[START Data provided]

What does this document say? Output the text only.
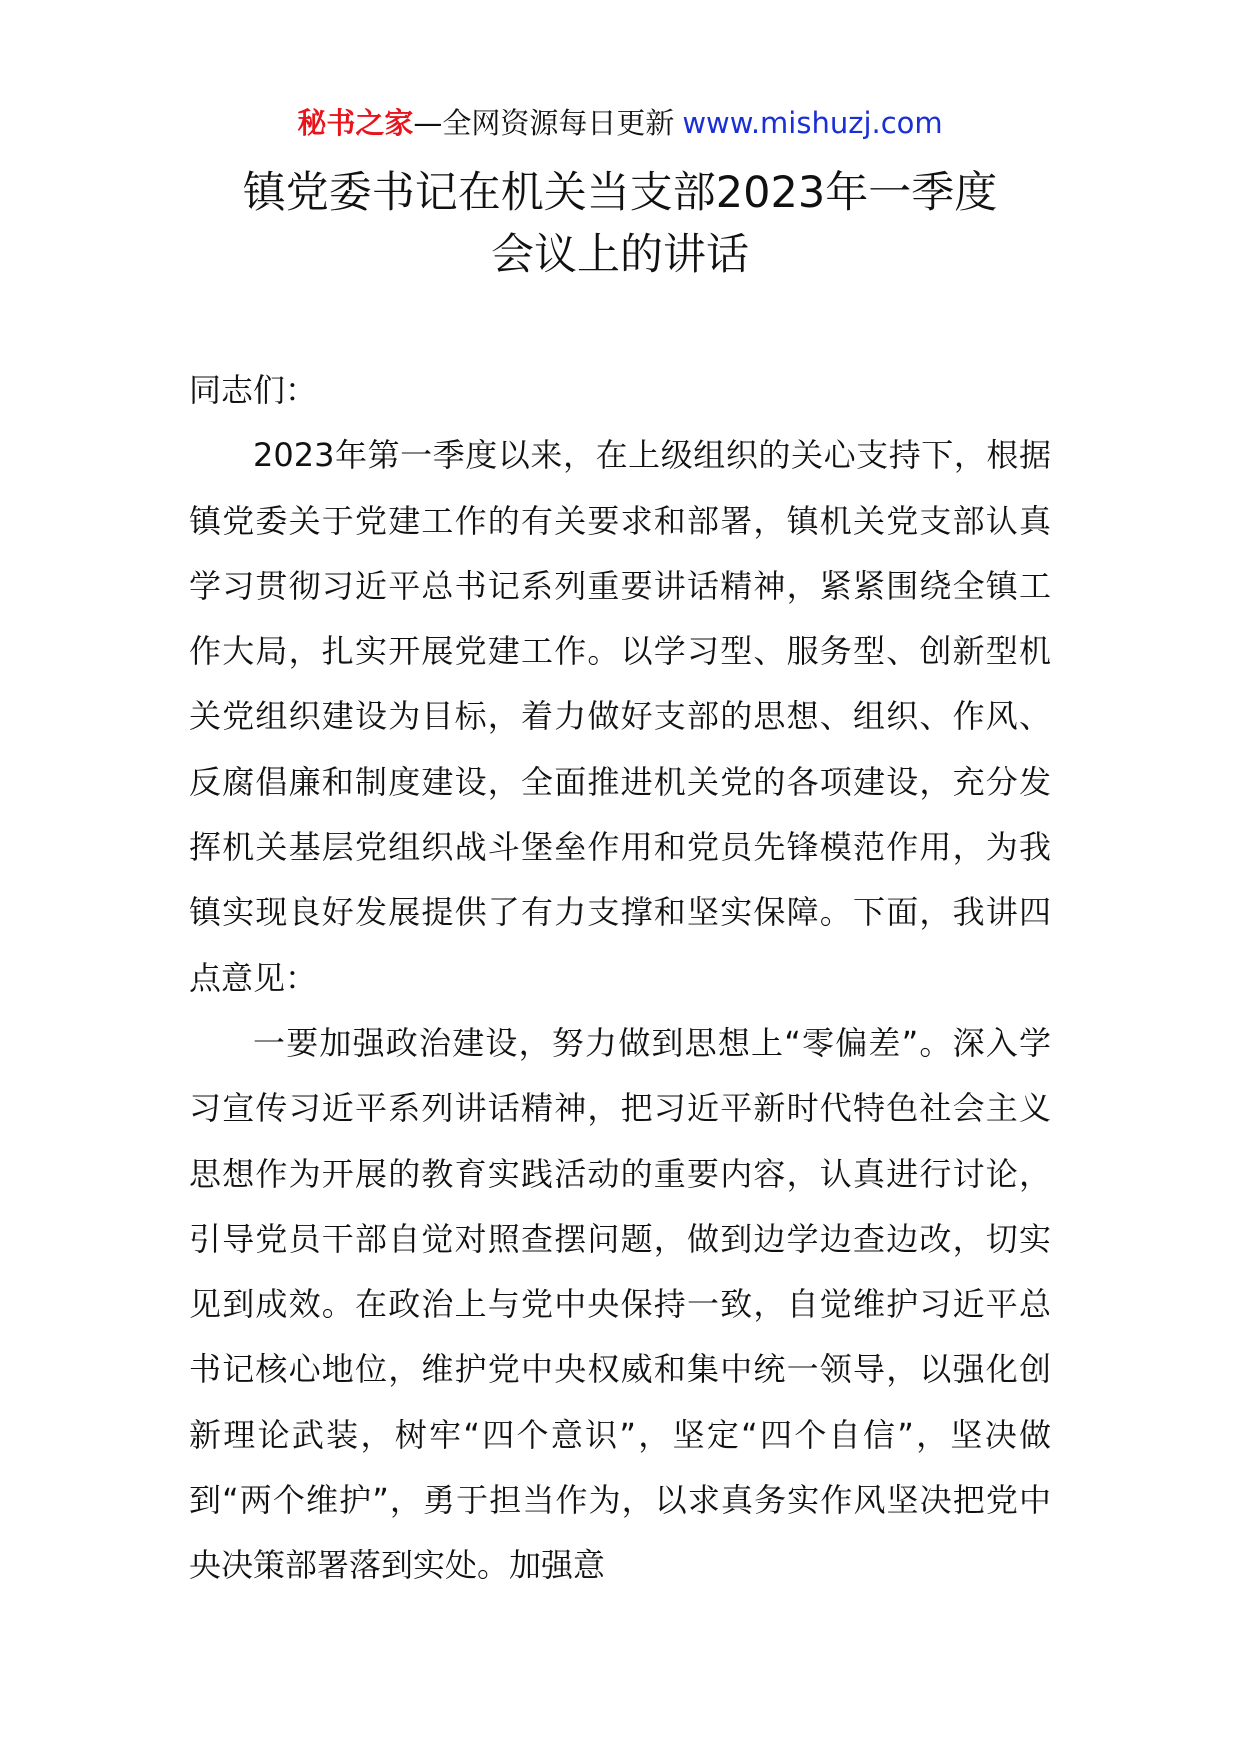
秘书之家—全网资源每日更新 www.mishuzj.com
镇党委书记在机关当支部2023年一季度
会议上的讲话

同志们：

2023年第一季度以来，在上级组织的关心支持下，根据镇党委关于党建工作的有关要求和部署，镇机关党支部认真学习贯彻习近平总书记系列重要讲话精神，紧紧围绕全镇工作大局，扎实开展党建工作。以学习型、服务型、创新型机关党组织建设为目标，着力做好支部的思想、组织、作风、反腐倡廉和制度建设，全面推进机关党的各项建设，充分发挥机关基层党组织战斗堡垒作用和党员先锋模范作用，为我镇实现良好发展提供了有力支撑和坚实保障。下面，我讲四点意见：

一要加强政治建设，努力做到思想上“零偏差”。深入学习宣传习近平系列讲话精神，把习近平新时代特色社会主义思想作为开展的教育实践活动的重要内容，认真进行讨论，引导党员干部自觉对照查摆问题，做到边学边查边改，切实见到成效。在政治上与党中央保持一致，自觉维护习近平总书记核心地位，维护党中央权威和集中统一领导，以强化创新理论武装，树牢“四个意识”，坚定“四个自信”，坚决做到“两个维护”，勇于担当作为，以求真务实作风坚决把党中央决策部署落到实处。加强意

[END Data provided]

Omit the pictures. Transcribe every record exactly.

## Solution to this task
What does this document say? Output the text only.
秘书之家—全网资源每日更新 www.mishuzj.com
镇党委书记在机关当支部2023年一季度
会议上的讲话

同志们：

2023年第一季度以来，在上级组织的关心支持下，根据镇党委关于党建工作的有关要求和部署，镇机关党支部认真学习贯彻习近平总书记系列重要讲话精神，紧紧围绕全镇工作大局，扎实开展党建工作。以学习型、服务型、创新型机关党组织建设为目标，着力做好支部的思想、组织、作风、反腐倡廉和制度建设，全面推进机关党的各项建设，充分发挥机关基层党组织战斗堡垒作用和党员先锋模范作用，为我镇实现良好发展提供了有力支撑和坚实保障。下面，我讲四点意见：

一要加强政治建设，努力做到思想上“零偏差”。深入学习宣传习近平系列讲话精神，把习近平新时代特色社会主义思想作为开展的教育实践活动的重要内容，认真进行讨论，引导党员干部自觉对照查摆问题，做到边学边查边改，切实见到成效。在政治上与党中央保持一致，自觉维护习近平总书记核心地位，维护党中央权威和集中统一领导，以强化创新理论武装，树牢“四个意识”，坚定“四个自信”，坚决做到“两个维护”，勇于担当作为，以求真务实作风坚决把党中央决策部署落到实处。加强意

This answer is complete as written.